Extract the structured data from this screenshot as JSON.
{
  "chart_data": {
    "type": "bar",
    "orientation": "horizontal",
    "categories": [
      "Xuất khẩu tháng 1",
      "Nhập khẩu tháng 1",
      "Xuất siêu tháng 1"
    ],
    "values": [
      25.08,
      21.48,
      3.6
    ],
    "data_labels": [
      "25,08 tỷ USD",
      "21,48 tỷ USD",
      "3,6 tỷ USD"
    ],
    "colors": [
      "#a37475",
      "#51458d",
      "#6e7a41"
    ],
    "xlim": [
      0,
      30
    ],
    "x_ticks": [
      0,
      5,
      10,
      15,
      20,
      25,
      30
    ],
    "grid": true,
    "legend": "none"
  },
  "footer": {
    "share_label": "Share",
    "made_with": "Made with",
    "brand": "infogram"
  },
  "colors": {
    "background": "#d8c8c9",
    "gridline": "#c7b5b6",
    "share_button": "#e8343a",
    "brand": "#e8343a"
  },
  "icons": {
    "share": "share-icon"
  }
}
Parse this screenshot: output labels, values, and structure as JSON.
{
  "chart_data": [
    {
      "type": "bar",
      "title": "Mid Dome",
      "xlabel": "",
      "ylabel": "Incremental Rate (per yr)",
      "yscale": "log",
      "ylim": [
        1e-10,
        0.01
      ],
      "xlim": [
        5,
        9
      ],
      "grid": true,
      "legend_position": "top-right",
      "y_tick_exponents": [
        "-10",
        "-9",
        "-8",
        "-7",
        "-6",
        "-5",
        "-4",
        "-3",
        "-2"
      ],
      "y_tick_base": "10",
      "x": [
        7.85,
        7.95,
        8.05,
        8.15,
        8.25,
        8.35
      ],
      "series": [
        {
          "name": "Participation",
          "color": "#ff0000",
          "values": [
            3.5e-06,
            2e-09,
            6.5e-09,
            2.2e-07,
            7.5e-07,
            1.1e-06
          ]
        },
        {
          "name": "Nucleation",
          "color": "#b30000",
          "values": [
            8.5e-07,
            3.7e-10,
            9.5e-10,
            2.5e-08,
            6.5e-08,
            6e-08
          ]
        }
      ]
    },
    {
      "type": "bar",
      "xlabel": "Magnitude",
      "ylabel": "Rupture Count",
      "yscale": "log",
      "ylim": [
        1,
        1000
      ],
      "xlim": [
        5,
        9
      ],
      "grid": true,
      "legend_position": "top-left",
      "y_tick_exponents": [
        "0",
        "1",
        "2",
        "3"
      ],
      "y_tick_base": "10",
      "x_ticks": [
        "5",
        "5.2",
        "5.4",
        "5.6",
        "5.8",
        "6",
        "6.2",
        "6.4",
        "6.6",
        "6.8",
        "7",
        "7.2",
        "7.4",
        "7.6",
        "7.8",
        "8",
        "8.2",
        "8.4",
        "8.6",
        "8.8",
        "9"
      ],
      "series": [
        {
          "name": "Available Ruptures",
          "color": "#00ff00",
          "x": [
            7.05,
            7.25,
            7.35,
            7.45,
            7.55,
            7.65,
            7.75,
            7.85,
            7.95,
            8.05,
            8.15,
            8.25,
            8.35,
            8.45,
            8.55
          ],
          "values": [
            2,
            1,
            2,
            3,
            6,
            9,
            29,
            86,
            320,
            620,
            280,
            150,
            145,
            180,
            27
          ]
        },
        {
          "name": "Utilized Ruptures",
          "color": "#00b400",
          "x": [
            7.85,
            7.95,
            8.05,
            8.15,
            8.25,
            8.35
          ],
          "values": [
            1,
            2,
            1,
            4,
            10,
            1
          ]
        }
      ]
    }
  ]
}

What the task requires =>
All of the lines above need to be given again exactly.

Solution =>
Extract the structured data from this screenshot as JSON.
{
  "chart_data": {
    "type": "bar",
    "orientation": "horizontal",
    "categories": [
      "Xuất khẩu tháng 1",
      "Nhập khẩu tháng 1",
      "Xuất siêu tháng 1"
    ],
    "values": [
      25.08,
      21.48,
      3.6
    ],
    "data_labels": [
      "25,08 tỷ USD",
      "21,48 tỷ USD",
      "3,6 tỷ USD"
    ],
    "colors": [
      "#a37475",
      "#51458d",
      "#6e7a41"
    ],
    "xlim": [
      0,
      30
    ],
    "x_ticks": [
      0,
      5,
      10,
      15,
      20,
      25,
      30
    ],
    "grid": true,
    "legend": "none"
  },
  "footer": {
    "share_label": "Share",
    "made_with": "Made with",
    "brand": "infogram"
  },
  "colors": {
    "background": "#d8c8c9",
    "gridline": "#c7b5b6",
    "share_button": "#e8343a",
    "brand": "#e8343a"
  },
  "icons": {
    "share": "share-icon"
  }
}
Parse this screenshot: output labels, values, and structure as JSON.
{
  "chart_data": [
    {
      "type": "bar",
      "title": "Mid Dome",
      "xlabel": "",
      "ylabel": "Incremental Rate (per yr)",
      "yscale": "log",
      "ylim": [
        1e-10,
        0.01
      ],
      "xlim": [
        5,
        9
      ],
      "grid": true,
      "legend_position": "top-right",
      "y_tick_exponents": [
        "-10",
        "-9",
        "-8",
        "-7",
        "-6",
        "-5",
        "-4",
        "-3",
        "-2"
      ],
      "y_tick_base": "10",
      "x": [
        7.85,
        7.95,
        8.05,
        8.15,
        8.25,
        8.35
      ],
      "series": [
        {
          "name": "Participation",
          "color": "#ff0000",
          "values": [
            3.5e-06,
            2e-09,
            6.5e-09,
            2.2e-07,
            7.5e-07,
            1.1e-06
          ]
        },
        {
          "name": "Nucleation",
          "color": "#b30000",
          "values": [
            8.5e-07,
            3.7e-10,
            9.5e-10,
            2.5e-08,
            6.5e-08,
            6e-08
          ]
        }
      ]
    },
    {
      "type": "bar",
      "xlabel": "Magnitude",
      "ylabel": "Rupture Count",
      "yscale": "log",
      "ylim": [
        1,
        1000
      ],
      "xlim": [
        5,
        9
      ],
      "grid": true,
      "legend_position": "top-left",
      "y_tick_exponents": [
        "0",
        "1",
        "2",
        "3"
      ],
      "y_tick_base": "10",
      "x_ticks": [
        "5",
        "5.2",
        "5.4",
        "5.6",
        "5.8",
        "6",
        "6.2",
        "6.4",
        "6.6",
        "6.8",
        "7",
        "7.2",
        "7.4",
        "7.6",
        "7.8",
        "8",
        "8.2",
        "8.4",
        "8.6",
        "8.8",
        "9"
      ],
      "series": [
        {
          "name": "Available Ruptures",
          "color": "#00ff00",
          "x": [
            7.05,
            7.25,
            7.35,
            7.45,
            7.55,
            7.65,
            7.75,
            7.85,
            7.95,
            8.05,
            8.15,
            8.25,
            8.35,
            8.45,
            8.55
          ],
          "values": [
            2,
            1,
            2,
            3,
            6,
            9,
            29,
            86,
            320,
            620,
            280,
            150,
            145,
            180,
            27
          ]
        },
        {
          "name": "Utilized Ruptures",
          "color": "#00b400",
          "x": [
            7.85,
            7.95,
            8.05,
            8.15,
            8.25,
            8.35
          ],
          "values": [
            1,
            2,
            1,
            4,
            10,
            1
          ]
        }
      ]
    }
  ]
}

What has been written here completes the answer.